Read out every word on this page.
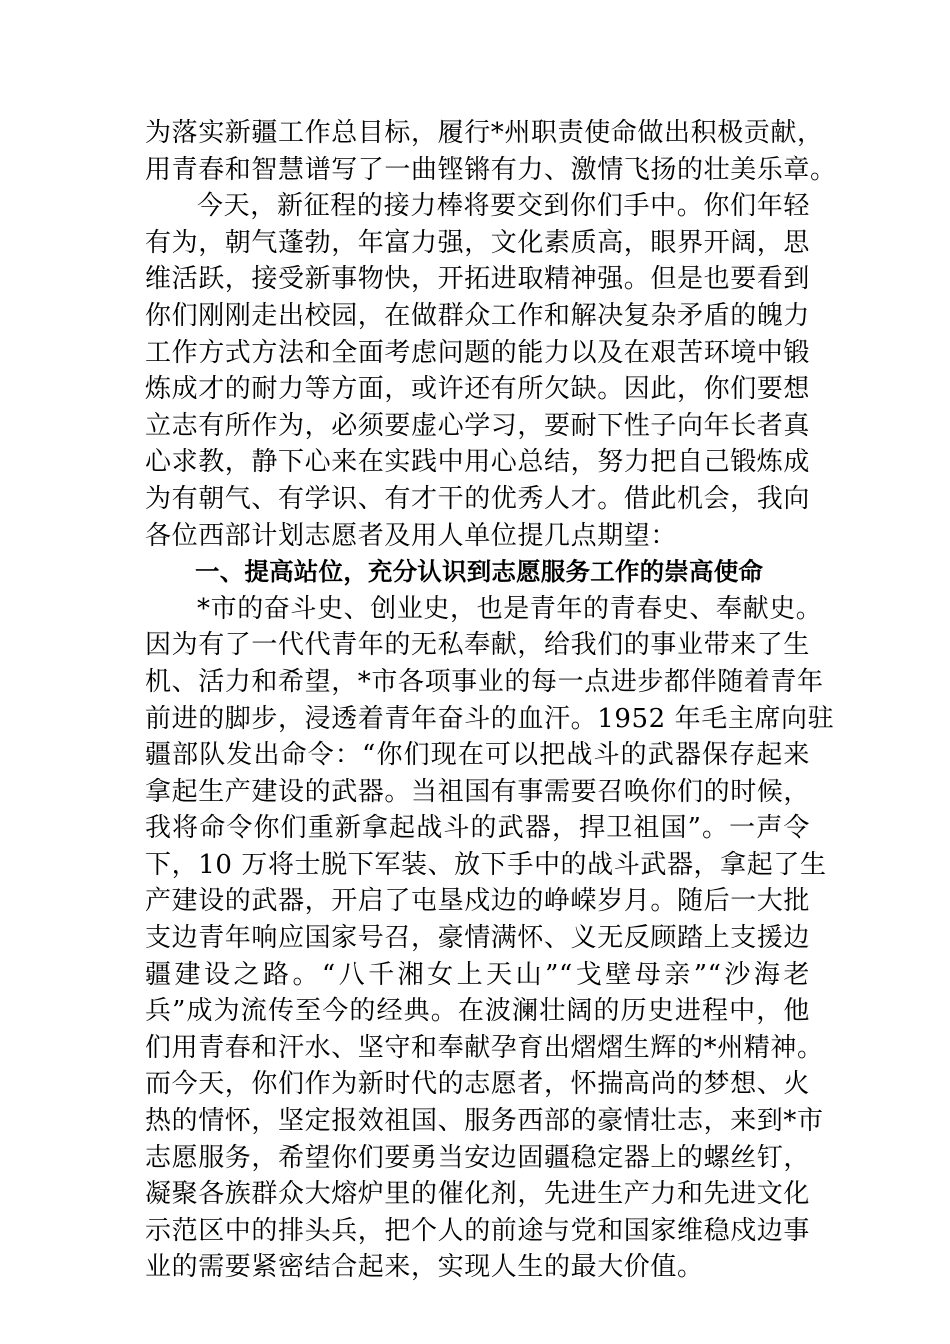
为落实新疆工作总目标，履行*州职责使命做出积极贡献，
用青春和智慧谱写了一曲铿锵有力、激情飞扬的壮美乐章。
今天，新征程的接力棒将要交到你们手中。你们年轻
有为，朝气蓬勃，年富力强，文化素质高，眼界开阔，思
维活跃，接受新事物快，开拓进取精神强。但是也要看到
你们刚刚走出校园，在做群众工作和解决复杂矛盾的魄力
工作方式方法和全面考虑问题的能力以及在艰苦环境中锻
炼成才的耐力等方面，或许还有所欠缺。因此，你们要想
立志有所作为，必须要虚心学习，要耐下性子向年长者真
心求教，静下心来在实践中用心总结，努力把自己锻炼成
为有朝气、有学识、有才干的优秀人才。借此机会，我向
各位西部计划志愿者及用人单位提几点期望：
一、提高站位，充分认识到志愿服务工作的崇高使命
*市的奋斗史、创业史，也是青年的青春史、奉献史。
因为有了一代代青年的无私奉献，给我们的事业带来了生
机、活力和希望，*市各项事业的每一点进步都伴随着青年
前进的脚步，浸透着青年奋斗的血汗。1952 年毛主席向驻
疆部队发出命令：“你们现在可以把战斗的武器保存起来
拿起生产建设的武器。当祖国有事需要召唤你们的时候，
我将命令你们重新拿起战斗的武器，捍卫祖国”。一声令
下，10 万将士脱下军装、放下手中的战斗武器，拿起了生
产建设的武器，开启了屯垦戍边的峥嵘岁月。随后一大批
支边青年响应国家号召，豪情满怀、义无反顾踏上支援边
疆建设之路。“八千湘女上天山”“戈壁母亲”“沙海老
兵”成为流传至今的经典。在波澜壮阔的历史进程中，他
们用青春和汗水、坚守和奉献孕育出熠熠生辉的*州精神。
而今天，你们作为新时代的志愿者，怀揣高尚的梦想、火
热的情怀，坚定报效祖国、服务西部的豪情壮志，来到*市
志愿服务，希望你们要勇当安边固疆稳定器上的螺丝钉，
凝聚各族群众大熔炉里的催化剂，先进生产力和先进文化
示范区中的排头兵，把个人的前途与党和国家维稳戍边事
业的需要紧密结合起来，实现人生的最大价值。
-.-.-
Task details:
Without including any pictures, print each record exactly.

Problem solution:
Read out every word on this page.
为落实新疆工作总目标，履行*州职责使命做出积极贡献，
用青春和智慧谱写了一曲铿锵有力、激情飞扬的壮美乐章。
今天，新征程的接力棒将要交到你们手中。你们年轻
有为，朝气蓬勃，年富力强，文化素质高，眼界开阔，思
维活跃，接受新事物快，开拓进取精神强。但是也要看到
你们刚刚走出校园，在做群众工作和解决复杂矛盾的魄力
工作方式方法和全面考虑问题的能力以及在艰苦环境中锻
炼成才的耐力等方面，或许还有所欠缺。因此，你们要想
立志有所作为，必须要虚心学习，要耐下性子向年长者真
心求教，静下心来在实践中用心总结，努力把自己锻炼成
为有朝气、有学识、有才干的优秀人才。借此机会，我向
各位西部计划志愿者及用人单位提几点期望：
一、提高站位，充分认识到志愿服务工作的崇高使命
*市的奋斗史、创业史，也是青年的青春史、奉献史。
因为有了一代代青年的无私奉献，给我们的事业带来了生
机、活力和希望，*市各项事业的每一点进步都伴随着青年
前进的脚步，浸透着青年奋斗的血汗。1952 年毛主席向驻
疆部队发出命令：“你们现在可以把战斗的武器保存起来
拿起生产建设的武器。当祖国有事需要召唤你们的时候，
我将命令你们重新拿起战斗的武器，捍卫祖国”。一声令
下，10 万将士脱下军装、放下手中的战斗武器，拿起了生
产建设的武器，开启了屯垦戍边的峥嵘岁月。随后一大批
支边青年响应国家号召，豪情满怀、义无反顾踏上支援边
疆建设之路。“八千湘女上天山”“戈壁母亲”“沙海老
兵”成为流传至今的经典。在波澜壮阔的历史进程中，他
们用青春和汗水、坚守和奉献孕育出熠熠生辉的*州精神。
而今天，你们作为新时代的志愿者，怀揣高尚的梦想、火
热的情怀，坚定报效祖国、服务西部的豪情壮志，来到*市
志愿服务，希望你们要勇当安边固疆稳定器上的螺丝钉，
凝聚各族群众大熔炉里的催化剂，先进生产力和先进文化
示范区中的排头兵，把个人的前途与党和国家维稳戍边事
业的需要紧密结合起来，实现人生的最大价值。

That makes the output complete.